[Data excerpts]
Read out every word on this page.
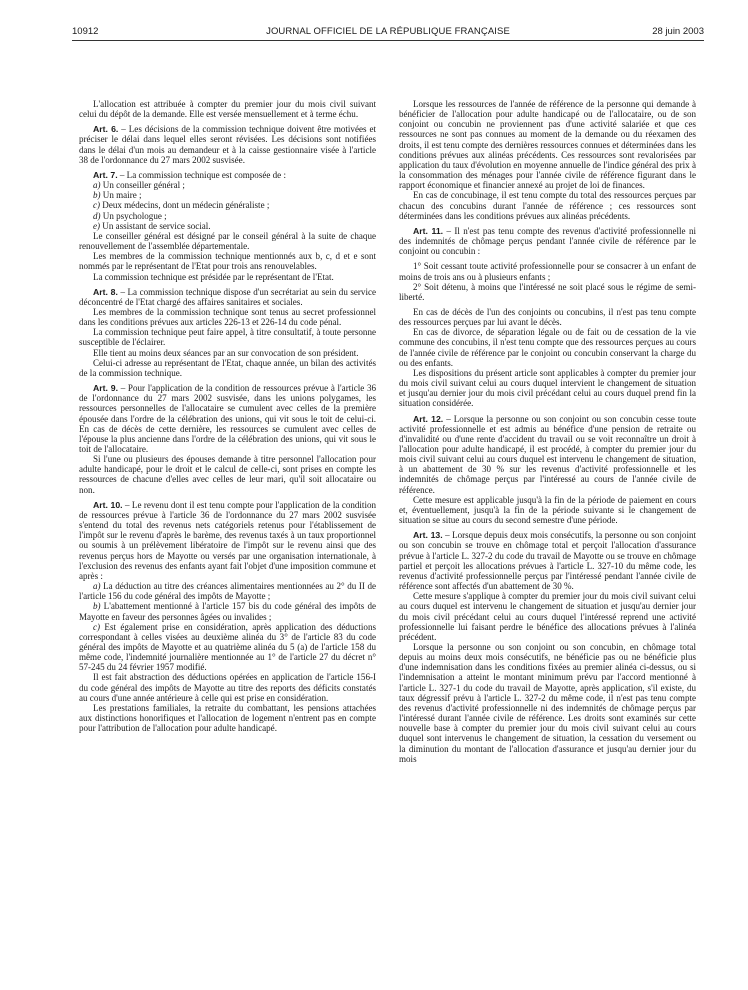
10912	JOURNAL OFFICIEL DE LA RÉPUBLIQUE FRANÇAISE	28 juin 2003

L'allocation est attribuée à compter du premier jour du mois civil suivant celui du dépôt de la demande. Elle est versée mensuellement et à terme échu.

Art. 6. – Les décisions de la commission technique doivent être motivées et préciser le délai dans lequel elles seront révisées. Les décisions sont notifiées dans le délai d'un mois au demandeur et à la caisse gestionnaire visée à l'article 38 de l'ordonnance du 27 mars 2002 susvisée.

Art. 7. – La commission technique est composée de :

a) Un conseiller général ;

b) Un maire ;

c) Deux médecins, dont un médecin généraliste ;

d) Un psychologue ;

e) Un assistant de service social.

Le conseiller général est désigné par le conseil général à la suite de chaque renouvellement de l'assemblée départementale.

Les membres de la commission technique mentionnés aux b, c, d et e sont nommés par le représentant de l'Etat pour trois ans renouvelables.

La commission technique est présidée par le représentant de l'Etat.

Art. 8. – La commission technique dispose d'un secrétariat au sein du service déconcentré de l'Etat chargé des affaires sanitaires et sociales.

Les membres de la commission technique sont tenus au secret professionnel dans les conditions prévues aux articles 226-13 et 226-14 du code pénal.

La commission technique peut faire appel, à titre consultatif, à toute personne susceptible de l'éclairer.

Elle tient au moins deux séances par an sur convocation de son président.

Celui-ci adresse au représentant de l'Etat, chaque année, un bilan des activités de la commission technique.

Art. 9. – Pour l'application de la condition de ressources prévue à l'article 36 de l'ordonnance du 27 mars 2002 susvisée, dans les unions polygames, les ressources personnelles de l'allocataire se cumulent avec celles de la première épousée dans l'ordre de la célébration des unions, qui vit sous le toit de celui-ci. En cas de décès de cette dernière, les ressources se cumulent avec celles de l'épouse la plus ancienne dans l'ordre de la célébration des unions, qui vit sous le toit de l'allocataire.

Si l'une ou plusieurs des épouses demande à titre personnel l'allocation pour adulte handicapé, pour le droit et le calcul de celle-ci, sont prises en compte les ressources de chacune d'elles avec celles de leur mari, qu'il soit allocataire ou non.

Art. 10. – Le revenu dont il est tenu compte pour l'application de la condition de ressources prévue à l'article 36 de l'ordonnance du 27 mars 2002 susvisée s'entend du total des revenus nets catégoriels retenus pour l'établissement de l'impôt sur le revenu d'après le barème, des revenus taxés à un taux proportionnel ou soumis à un prélèvement libératoire de l'impôt sur le revenu ainsi que des revenus perçus hors de Mayotte ou versés par une organisation internationale, à l'exclusion des revenus des enfants ayant fait l'objet d'une imposition commune et après :

a) La déduction au titre des créances alimentaires mentionnées au 2° du II de l'article 156 du code général des impôts de Mayotte ;

b) L'abattement mentionné à l'article 157 bis du code général des impôts de Mayotte en faveur des personnes âgées ou invalides ;

c) Est également prise en considération, après application des déductions correspondant à celles visées au deuxième alinéa du 3° de l'article 83 du code général des impôts de Mayotte et au quatrième alinéa du 5 (a) de l'article 158 du même code, l'indemnité journalière mentionnée au 1° de l'article 27 du décret n° 57-245 du 24 février 1957 modifié.

Il est fait abstraction des déductions opérées en application de l'article 156-I du code général des impôts de Mayotte au titre des reports des déficits constatés au cours d'une année antérieure à celle qui est prise en considération.

Les prestations familiales, la retraite du combattant, les pensions attachées aux distinctions honorifiques et l'allocation de logement n'entrent pas en compte pour l'attribution de l'allocation pour adulte handicapé.

Lorsque les ressources de l'année de référence de la personne qui demande à bénéficier de l'allocation pour adulte handicapé ou de l'allocataire, ou de son conjoint ou concubin ne proviennent pas d'une activité salariée et que ces ressources ne sont pas connues au moment de la demande ou du réexamen des droits, il est tenu compte des dernières ressources connues et déterminées dans les conditions prévues aux alinéas précédents. Ces ressources sont revalorisées par application du taux d'évolution en moyenne annuelle de l'indice général des prix à la consommation des ménages pour l'année civile de référence figurant dans le rapport économique et financier annexé au projet de loi de finances.

En cas de concubinage, il est tenu compte du total des ressources perçues par chacun des concubins durant l'année de référence ; ces ressources sont déterminées dans les conditions prévues aux alinéas précédents.

Art. 11. – Il n'est pas tenu compte des revenus d'activité professionnelle ni des indemnités de chômage perçus pendant l'année civile de référence par le conjoint ou concubin :

1° Soit cessant toute activité professionnelle pour se consacrer à un enfant de moins de trois ans ou à plusieurs enfants ;

2° Soit détenu, à moins que l'intéressé ne soit placé sous le régime de semi-liberté.

En cas de décès de l'un des conjoints ou concubins, il n'est pas tenu compte des ressources perçues par lui avant le décès.

En cas de divorce, de séparation légale ou de fait ou de cessation de la vie commune des concubins, il n'est tenu compte que des ressources perçues au cours de l'année civile de référence par le conjoint ou concubin conservant la charge du ou des enfants.

Les dispositions du présent article sont applicables à compter du premier jour du mois civil suivant celui au cours duquel intervient le changement de situation et jusqu'au dernier jour du mois civil précédant celui au cours duquel prend fin la situation considérée.

Art. 12. – Lorsque la personne ou son conjoint ou son concubin cesse toute activité professionnelle et est admis au bénéfice d'une pension de retraite ou d'invalidité ou d'une rente d'accident du travail ou se voit reconnaître un droit à l'allocation pour adulte handicapé, il est procédé, à compter du premier jour du mois civil suivant celui au cours duquel est intervenu le changement de situation, à un abattement de 30 % sur les revenus d'activité professionnelle et les indemnités de chômage perçus par l'intéressé au cours de l'année civile de référence.

Cette mesure est applicable jusqu'à la fin de la période de paiement en cours et, éventuellement, jusqu'à la fin de la période suivante si le changement de situation se situe au cours du second semestre d'une période.

Art. 13. – Lorsque depuis deux mois consécutifs, la personne ou son conjoint ou son concubin se trouve en chômage total et perçoit l'allocation d'assurance prévue à l'article L. 327-2 du code du travail de Mayotte ou se trouve en chômage partiel et perçoit les allocations prévues à l'article L. 327-10 du même code, les revenus d'activité professionnelle perçus par l'intéressé pendant l'année civile de référence sont affectés d'un abattement de 30 %.

Cette mesure s'applique à compter du premier jour du mois civil suivant celui au cours duquel est intervenu le changement de situation et jusqu'au dernier jour du mois civil précédant celui au cours duquel l'intéressé reprend une activité professionnelle lui faisant perdre le bénéfice des allocations prévues à l'alinéa précédent.

Lorsque la personne ou son conjoint ou son concubin, en chômage total depuis au moins deux mois consécutifs, ne bénéficie pas ou ne bénéficie plus d'une indemnisation dans les conditions fixées au premier alinéa ci-dessus, ou si l'indemnisation a atteint le montant minimum prévu par l'accord mentionné à l'article L. 327-1 du code du travail de Mayotte, après application, s'il existe, du taux dégressif prévu à l'article L. 327-2 du même code, il n'est pas tenu compte des revenus d'activité professionnelle ni des indemnités de chômage perçus par l'intéressé durant l'année civile de référence. Les droits sont examinés sur cette nouvelle base à compter du premier jour du mois civil suivant celui au cours duquel sont intervenus le changement de situation, la cessation du versement ou la diminution du montant de l'allocation d'assurance et jusqu'au dernier jour du mois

Task ::
Reproduce each entry verbatim, excluding any embedded images.

Completed task ::
Read out every word on this page.
10912	JOURNAL OFFICIEL DE LA RÉPUBLIQUE FRANÇAISE	28 juin 2003

L'allocation est attribuée à compter du premier jour du mois civil suivant celui du dépôt de la demande. Elle est versée mensuellement et à terme échu.

Art. 6. – Les décisions de la commission technique doivent être motivées et préciser le délai dans lequel elles seront révisées. Les décisions sont notifiées dans le délai d'un mois au demandeur et à la caisse gestionnaire visée à l'article 38 de l'ordonnance du 27 mars 2002 susvisée.

Art. 7. – La commission technique est composée de :

a) Un conseiller général ;

b) Un maire ;

c) Deux médecins, dont un médecin généraliste ;

d) Un psychologue ;

e) Un assistant de service social.

Le conseiller général est désigné par le conseil général à la suite de chaque renouvellement de l'assemblée départementale.

Les membres de la commission technique mentionnés aux b, c, d et e sont nommés par le représentant de l'Etat pour trois ans renouvelables.

La commission technique est présidée par le représentant de l'Etat.

Art. 8. – La commission technique dispose d'un secrétariat au sein du service déconcentré de l'Etat chargé des affaires sanitaires et sociales.

Les membres de la commission technique sont tenus au secret professionnel dans les conditions prévues aux articles 226-13 et 226-14 du code pénal.

La commission technique peut faire appel, à titre consultatif, à toute personne susceptible de l'éclairer.

Elle tient au moins deux séances par an sur convocation de son président.

Celui-ci adresse au représentant de l'Etat, chaque année, un bilan des activités de la commission technique.

Art. 9. – Pour l'application de la condition de ressources prévue à l'article 36 de l'ordonnance du 27 mars 2002 susvisée, dans les unions polygames, les ressources personnelles de l'allocataire se cumulent avec celles de la première épousée dans l'ordre de la célébration des unions, qui vit sous le toit de celui-ci. En cas de décès de cette dernière, les ressources se cumulent avec celles de l'épouse la plus ancienne dans l'ordre de la célébration des unions, qui vit sous le toit de l'allocataire.

Si l'une ou plusieurs des épouses demande à titre personnel l'allocation pour adulte handicapé, pour le droit et le calcul de celle-ci, sont prises en compte les ressources de chacune d'elles avec celles de leur mari, qu'il soit allocataire ou non.

Art. 10. – Le revenu dont il est tenu compte pour l'application de la condition de ressources prévue à l'article 36 de l'ordonnance du 27 mars 2002 susvisée s'entend du total des revenus nets catégoriels retenus pour l'établissement de l'impôt sur le revenu d'après le barème, des revenus taxés à un taux proportionnel ou soumis à un prélèvement libératoire de l'impôt sur le revenu ainsi que des revenus perçus hors de Mayotte ou versés par une organisation internationale, à l'exclusion des revenus des enfants ayant fait l'objet d'une imposition commune et après :

a) La déduction au titre des créances alimentaires mentionnées au 2° du II de l'article 156 du code général des impôts de Mayotte ;

b) L'abattement mentionné à l'article 157 bis du code général des impôts de Mayotte en faveur des personnes âgées ou invalides ;

c) Est également prise en considération, après application des déductions correspondant à celles visées au deuxième alinéa du 3° de l'article 83 du code général des impôts de Mayotte et au quatrième alinéa du 5 (a) de l'article 158 du même code, l'indemnité journalière mentionnée au 1° de l'article 27 du décret n° 57-245 du 24 février 1957 modifié.

Il est fait abstraction des déductions opérées en application de l'article 156-I du code général des impôts de Mayotte au titre des reports des déficits constatés au cours d'une année antérieure à celle qui est prise en considération.

Les prestations familiales, la retraite du combattant, les pensions attachées aux distinctions honorifiques et l'allocation de logement n'entrent pas en compte pour l'attribution de l'allocation pour adulte handicapé.

Lorsque les ressources de l'année de référence de la personne qui demande à bénéficier de l'allocation pour adulte handicapé ou de l'allocataire, ou de son conjoint ou concubin ne proviennent pas d'une activité salariée et que ces ressources ne sont pas connues au moment de la demande ou du réexamen des droits, il est tenu compte des dernières ressources connues et déterminées dans les conditions prévues aux alinéas précédents. Ces ressources sont revalorisées par application du taux d'évolution en moyenne annuelle de l'indice général des prix à la consommation des ménages pour l'année civile de référence figurant dans le rapport économique et financier annexé au projet de loi de finances.

En cas de concubinage, il est tenu compte du total des ressources perçues par chacun des concubins durant l'année de référence ; ces ressources sont déterminées dans les conditions prévues aux alinéas précédents.

Art. 11. – Il n'est pas tenu compte des revenus d'activité professionnelle ni des indemnités de chômage perçus pendant l'année civile de référence par le conjoint ou concubin :

1° Soit cessant toute activité professionnelle pour se consacrer à un enfant de moins de trois ans ou à plusieurs enfants ;

2° Soit détenu, à moins que l'intéressé ne soit placé sous le régime de semi-liberté.

En cas de décès de l'un des conjoints ou concubins, il n'est pas tenu compte des ressources perçues par lui avant le décès.

En cas de divorce, de séparation légale ou de fait ou de cessation de la vie commune des concubins, il n'est tenu compte que des ressources perçues au cours de l'année civile de référence par le conjoint ou concubin conservant la charge du ou des enfants.

Les dispositions du présent article sont applicables à compter du premier jour du mois civil suivant celui au cours duquel intervient le changement de situation et jusqu'au dernier jour du mois civil précédant celui au cours duquel prend fin la situation considérée.

Art. 12. – Lorsque la personne ou son conjoint ou son concubin cesse toute activité professionnelle et est admis au bénéfice d'une pension de retraite ou d'invalidité ou d'une rente d'accident du travail ou se voit reconnaître un droit à l'allocation pour adulte handicapé, il est procédé, à compter du premier jour du mois civil suivant celui au cours duquel est intervenu le changement de situation, à un abattement de 30 % sur les revenus d'activité professionnelle et les indemnités de chômage perçus par l'intéressé au cours de l'année civile de référence.

Cette mesure est applicable jusqu'à la fin de la période de paiement en cours et, éventuellement, jusqu'à la fin de la période suivante si le changement de situation se situe au cours du second semestre d'une période.

Art. 13. – Lorsque depuis deux mois consécutifs, la personne ou son conjoint ou son concubin se trouve en chômage total et perçoit l'allocation d'assurance prévue à l'article L. 327-2 du code du travail de Mayotte ou se trouve en chômage partiel et perçoit les allocations prévues à l'article L. 327-10 du même code, les revenus d'activité professionnelle perçus par l'intéressé pendant l'année civile de référence sont affectés d'un abattement de 30 %.

Cette mesure s'applique à compter du premier jour du mois civil suivant celui au cours duquel est intervenu le changement de situation et jusqu'au dernier jour du mois civil précédant celui au cours duquel l'intéressé reprend une activité professionnelle lui faisant perdre le bénéfice des allocations prévues à l'alinéa précédent.

Lorsque la personne ou son conjoint ou son concubin, en chômage total depuis au moins deux mois consécutifs, ne bénéficie pas ou ne bénéficie plus d'une indemnisation dans les conditions fixées au premier alinéa ci-dessus, ou si l'indemnisation a atteint le montant minimum prévu par l'accord mentionné à l'article L. 327-1 du code du travail de Mayotte, après application, s'il existe, du taux dégressif prévu à l'article L. 327-2 du même code, il n'est pas tenu compte des revenus d'activité professionnelle ni des indemnités de chômage perçus par l'intéressé durant l'année civile de référence. Les droits sont examinés sur cette nouvelle base à compter du premier jour du mois civil suivant celui au cours duquel sont intervenus le changement de situation, la cessation du versement ou la diminution du montant de l'allocation d'assurance et jusqu'au dernier jour du mois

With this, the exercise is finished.